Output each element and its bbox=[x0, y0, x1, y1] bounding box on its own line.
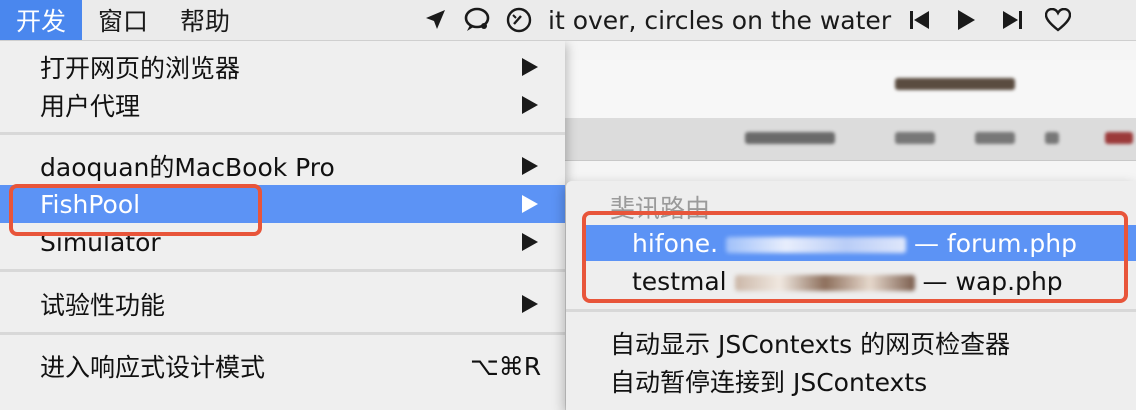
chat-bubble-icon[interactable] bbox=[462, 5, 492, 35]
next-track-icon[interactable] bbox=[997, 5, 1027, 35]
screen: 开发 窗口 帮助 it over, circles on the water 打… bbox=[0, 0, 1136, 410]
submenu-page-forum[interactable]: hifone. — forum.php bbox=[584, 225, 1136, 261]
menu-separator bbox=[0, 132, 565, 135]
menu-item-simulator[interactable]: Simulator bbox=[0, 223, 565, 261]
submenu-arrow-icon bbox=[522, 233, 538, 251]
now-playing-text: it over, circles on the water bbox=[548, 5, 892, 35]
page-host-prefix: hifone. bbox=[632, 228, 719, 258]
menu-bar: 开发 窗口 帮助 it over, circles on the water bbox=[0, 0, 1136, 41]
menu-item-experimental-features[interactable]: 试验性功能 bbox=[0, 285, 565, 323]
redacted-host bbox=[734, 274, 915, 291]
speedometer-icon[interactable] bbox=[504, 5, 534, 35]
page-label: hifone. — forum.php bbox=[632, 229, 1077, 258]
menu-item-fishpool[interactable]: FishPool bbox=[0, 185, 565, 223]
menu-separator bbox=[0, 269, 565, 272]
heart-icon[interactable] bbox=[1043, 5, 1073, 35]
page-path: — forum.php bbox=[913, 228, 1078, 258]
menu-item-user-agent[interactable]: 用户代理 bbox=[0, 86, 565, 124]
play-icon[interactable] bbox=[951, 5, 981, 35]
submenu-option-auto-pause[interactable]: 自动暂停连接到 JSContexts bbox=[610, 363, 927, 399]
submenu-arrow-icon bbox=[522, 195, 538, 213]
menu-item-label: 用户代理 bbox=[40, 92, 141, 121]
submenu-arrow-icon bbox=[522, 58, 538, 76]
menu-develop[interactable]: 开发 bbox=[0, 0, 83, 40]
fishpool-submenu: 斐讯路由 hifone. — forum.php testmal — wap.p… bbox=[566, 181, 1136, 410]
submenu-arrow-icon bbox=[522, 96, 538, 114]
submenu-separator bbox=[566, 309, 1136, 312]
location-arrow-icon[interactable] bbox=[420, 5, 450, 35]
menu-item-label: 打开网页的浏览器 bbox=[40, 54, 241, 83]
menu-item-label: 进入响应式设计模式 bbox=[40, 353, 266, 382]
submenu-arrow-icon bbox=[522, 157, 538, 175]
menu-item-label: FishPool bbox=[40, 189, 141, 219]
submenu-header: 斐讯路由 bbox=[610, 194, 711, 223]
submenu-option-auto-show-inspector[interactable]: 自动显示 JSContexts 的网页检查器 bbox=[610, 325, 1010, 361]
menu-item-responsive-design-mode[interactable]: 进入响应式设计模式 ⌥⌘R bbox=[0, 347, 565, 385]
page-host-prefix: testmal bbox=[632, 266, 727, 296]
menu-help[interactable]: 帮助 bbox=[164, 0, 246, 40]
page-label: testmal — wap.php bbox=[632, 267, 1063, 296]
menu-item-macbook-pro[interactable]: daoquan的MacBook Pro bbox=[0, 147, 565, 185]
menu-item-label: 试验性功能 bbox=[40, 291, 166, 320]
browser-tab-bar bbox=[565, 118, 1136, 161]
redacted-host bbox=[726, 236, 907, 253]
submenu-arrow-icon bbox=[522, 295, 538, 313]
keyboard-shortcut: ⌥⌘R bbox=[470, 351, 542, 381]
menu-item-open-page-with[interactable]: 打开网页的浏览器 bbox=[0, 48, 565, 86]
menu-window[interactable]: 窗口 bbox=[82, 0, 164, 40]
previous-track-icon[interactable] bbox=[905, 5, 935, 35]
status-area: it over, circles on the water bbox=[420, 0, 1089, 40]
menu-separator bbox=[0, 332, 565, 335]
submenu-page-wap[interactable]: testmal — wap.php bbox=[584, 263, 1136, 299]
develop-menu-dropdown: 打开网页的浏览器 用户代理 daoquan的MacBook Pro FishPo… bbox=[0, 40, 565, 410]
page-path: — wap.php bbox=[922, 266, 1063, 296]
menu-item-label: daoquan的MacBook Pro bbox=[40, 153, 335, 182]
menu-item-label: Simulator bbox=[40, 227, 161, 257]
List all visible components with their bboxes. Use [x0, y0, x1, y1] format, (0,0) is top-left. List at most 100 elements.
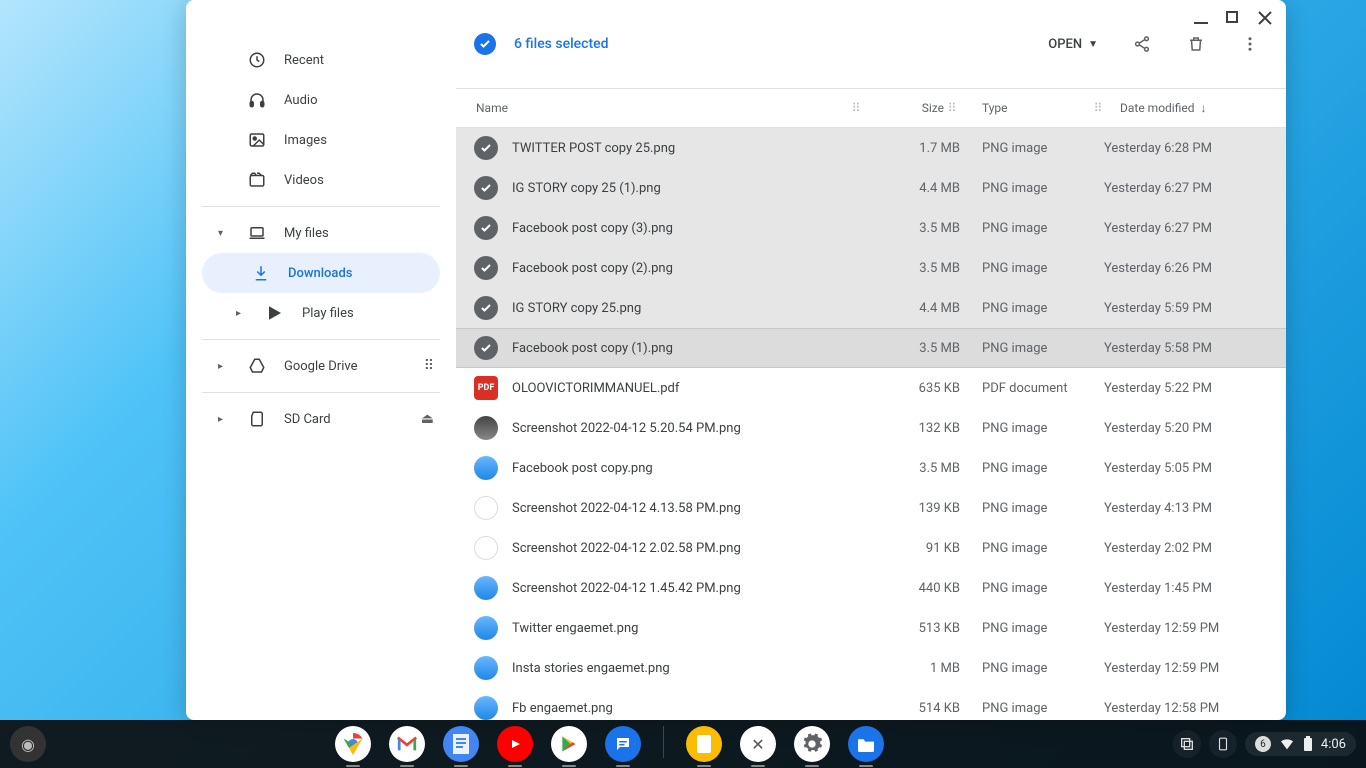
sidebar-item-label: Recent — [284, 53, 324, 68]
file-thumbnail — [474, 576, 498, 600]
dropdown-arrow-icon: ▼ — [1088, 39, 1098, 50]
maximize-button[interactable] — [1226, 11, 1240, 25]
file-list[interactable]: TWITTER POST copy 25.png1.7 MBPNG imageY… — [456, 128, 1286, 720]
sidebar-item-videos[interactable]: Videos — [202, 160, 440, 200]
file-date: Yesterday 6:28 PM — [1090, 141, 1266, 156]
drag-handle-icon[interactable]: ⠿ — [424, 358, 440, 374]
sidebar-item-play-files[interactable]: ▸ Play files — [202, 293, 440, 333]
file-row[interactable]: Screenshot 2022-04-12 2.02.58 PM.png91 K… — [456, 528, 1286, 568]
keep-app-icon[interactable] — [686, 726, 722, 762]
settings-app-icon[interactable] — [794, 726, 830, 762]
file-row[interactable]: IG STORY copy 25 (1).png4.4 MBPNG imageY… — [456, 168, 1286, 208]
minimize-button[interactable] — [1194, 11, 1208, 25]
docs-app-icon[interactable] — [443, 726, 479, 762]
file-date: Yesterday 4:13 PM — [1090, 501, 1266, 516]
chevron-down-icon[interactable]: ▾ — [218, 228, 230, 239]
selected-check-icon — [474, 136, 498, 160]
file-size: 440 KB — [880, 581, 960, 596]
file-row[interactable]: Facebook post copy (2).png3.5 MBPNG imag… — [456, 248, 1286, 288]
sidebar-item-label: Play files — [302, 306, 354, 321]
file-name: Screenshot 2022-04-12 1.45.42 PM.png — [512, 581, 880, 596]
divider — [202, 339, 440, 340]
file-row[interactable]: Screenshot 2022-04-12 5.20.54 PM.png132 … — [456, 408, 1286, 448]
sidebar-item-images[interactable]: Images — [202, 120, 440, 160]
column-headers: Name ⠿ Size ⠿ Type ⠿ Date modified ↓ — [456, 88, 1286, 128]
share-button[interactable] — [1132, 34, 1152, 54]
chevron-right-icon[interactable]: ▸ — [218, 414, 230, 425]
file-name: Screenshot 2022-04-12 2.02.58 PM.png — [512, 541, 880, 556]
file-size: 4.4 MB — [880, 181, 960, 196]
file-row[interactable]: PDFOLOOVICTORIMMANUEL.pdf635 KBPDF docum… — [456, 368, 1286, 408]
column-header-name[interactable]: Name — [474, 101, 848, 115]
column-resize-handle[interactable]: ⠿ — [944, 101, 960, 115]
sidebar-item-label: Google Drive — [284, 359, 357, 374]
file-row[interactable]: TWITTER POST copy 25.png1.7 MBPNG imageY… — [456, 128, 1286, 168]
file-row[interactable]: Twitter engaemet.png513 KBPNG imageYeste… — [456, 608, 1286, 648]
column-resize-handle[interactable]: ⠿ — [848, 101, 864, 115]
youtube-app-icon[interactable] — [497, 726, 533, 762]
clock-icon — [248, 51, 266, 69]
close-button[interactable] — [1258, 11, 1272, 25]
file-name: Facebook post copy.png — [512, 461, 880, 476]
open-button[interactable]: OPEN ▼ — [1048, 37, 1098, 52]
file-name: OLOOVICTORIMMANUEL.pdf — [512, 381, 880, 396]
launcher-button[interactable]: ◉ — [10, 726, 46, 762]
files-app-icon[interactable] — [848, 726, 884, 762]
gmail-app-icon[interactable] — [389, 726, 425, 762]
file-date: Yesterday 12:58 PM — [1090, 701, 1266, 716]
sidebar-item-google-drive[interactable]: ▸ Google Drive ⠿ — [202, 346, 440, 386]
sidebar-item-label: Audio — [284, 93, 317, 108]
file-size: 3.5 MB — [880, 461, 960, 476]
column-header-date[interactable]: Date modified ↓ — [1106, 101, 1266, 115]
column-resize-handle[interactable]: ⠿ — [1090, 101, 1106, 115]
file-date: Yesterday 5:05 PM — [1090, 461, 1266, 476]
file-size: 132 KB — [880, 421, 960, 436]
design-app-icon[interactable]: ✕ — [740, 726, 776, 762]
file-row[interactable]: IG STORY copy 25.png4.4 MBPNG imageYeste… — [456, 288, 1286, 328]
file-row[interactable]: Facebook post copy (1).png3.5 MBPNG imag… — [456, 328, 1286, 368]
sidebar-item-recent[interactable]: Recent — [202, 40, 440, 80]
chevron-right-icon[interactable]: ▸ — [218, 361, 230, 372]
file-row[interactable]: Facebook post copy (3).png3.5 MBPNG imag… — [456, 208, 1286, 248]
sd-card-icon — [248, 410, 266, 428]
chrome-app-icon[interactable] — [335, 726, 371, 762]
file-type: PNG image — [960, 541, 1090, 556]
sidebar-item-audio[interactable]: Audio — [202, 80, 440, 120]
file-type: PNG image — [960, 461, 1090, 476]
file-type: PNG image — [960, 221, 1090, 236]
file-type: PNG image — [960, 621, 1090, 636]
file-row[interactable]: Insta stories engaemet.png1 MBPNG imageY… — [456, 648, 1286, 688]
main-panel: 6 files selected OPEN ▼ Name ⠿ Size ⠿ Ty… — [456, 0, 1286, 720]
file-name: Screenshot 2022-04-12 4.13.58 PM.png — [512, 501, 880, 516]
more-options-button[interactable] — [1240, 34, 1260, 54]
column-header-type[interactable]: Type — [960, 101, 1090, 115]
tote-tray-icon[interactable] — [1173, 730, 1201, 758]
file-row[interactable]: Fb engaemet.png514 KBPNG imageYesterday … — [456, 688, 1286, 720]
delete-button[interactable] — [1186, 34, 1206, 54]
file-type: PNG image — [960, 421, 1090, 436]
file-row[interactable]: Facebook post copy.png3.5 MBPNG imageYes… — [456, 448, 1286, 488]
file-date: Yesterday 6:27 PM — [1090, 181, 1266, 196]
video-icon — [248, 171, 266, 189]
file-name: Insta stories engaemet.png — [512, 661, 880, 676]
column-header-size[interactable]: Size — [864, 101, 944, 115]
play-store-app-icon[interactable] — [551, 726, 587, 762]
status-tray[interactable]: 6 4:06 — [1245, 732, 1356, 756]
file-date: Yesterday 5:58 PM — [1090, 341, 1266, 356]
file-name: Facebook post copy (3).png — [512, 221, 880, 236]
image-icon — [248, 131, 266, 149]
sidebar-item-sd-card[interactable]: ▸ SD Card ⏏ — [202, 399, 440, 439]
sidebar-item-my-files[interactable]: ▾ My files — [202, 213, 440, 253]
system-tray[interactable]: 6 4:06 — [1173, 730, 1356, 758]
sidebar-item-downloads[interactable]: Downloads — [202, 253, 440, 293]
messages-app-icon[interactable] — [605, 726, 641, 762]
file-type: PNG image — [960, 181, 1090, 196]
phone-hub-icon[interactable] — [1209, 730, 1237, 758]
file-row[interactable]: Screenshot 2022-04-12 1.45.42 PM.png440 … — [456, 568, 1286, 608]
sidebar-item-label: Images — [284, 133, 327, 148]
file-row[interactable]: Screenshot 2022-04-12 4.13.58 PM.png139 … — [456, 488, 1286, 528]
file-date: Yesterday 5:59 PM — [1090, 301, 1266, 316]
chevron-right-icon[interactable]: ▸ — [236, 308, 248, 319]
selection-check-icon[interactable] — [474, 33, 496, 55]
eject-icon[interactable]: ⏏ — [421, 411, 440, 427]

---

## SHORT TASK
Rewrite the entries starting at the line with "sidebar-item-label: Recent —" and ending at the line with "settings-app-icon[interactable] — [794, 726, 830, 762]", changing "Yesterday" to "Today" and leaving everything else as it is.

## TASK SOLUTION
sidebar-item-label: Recent — [284, 53, 324, 68]
file-thumbnail — [474, 576, 498, 600]
dropdown-arrow-icon: ▼ — [1088, 39, 1098, 50]
maximize-button[interactable] — [1226, 11, 1240, 25]
file-list[interactable]: TWITTER POST copy 25.png1.7 MBPNG imageY… — [456, 128, 1286, 720]
sidebar-item-videos[interactable]: Videos — [202, 160, 440, 200]
file-date: Today 6:28 PM — [1090, 141, 1266, 156]
drag-handle-icon[interactable]: ⠿ — [424, 358, 440, 374]
sidebar-item-play-files[interactable]: ▸ Play files — [202, 293, 440, 333]
file-row[interactable]: Screenshot 2022-04-12 2.02.58 PM.png91 K… — [456, 528, 1286, 568]
keep-app-icon[interactable] — [686, 726, 722, 762]
settings-app-icon[interactable] — [794, 726, 830, 762]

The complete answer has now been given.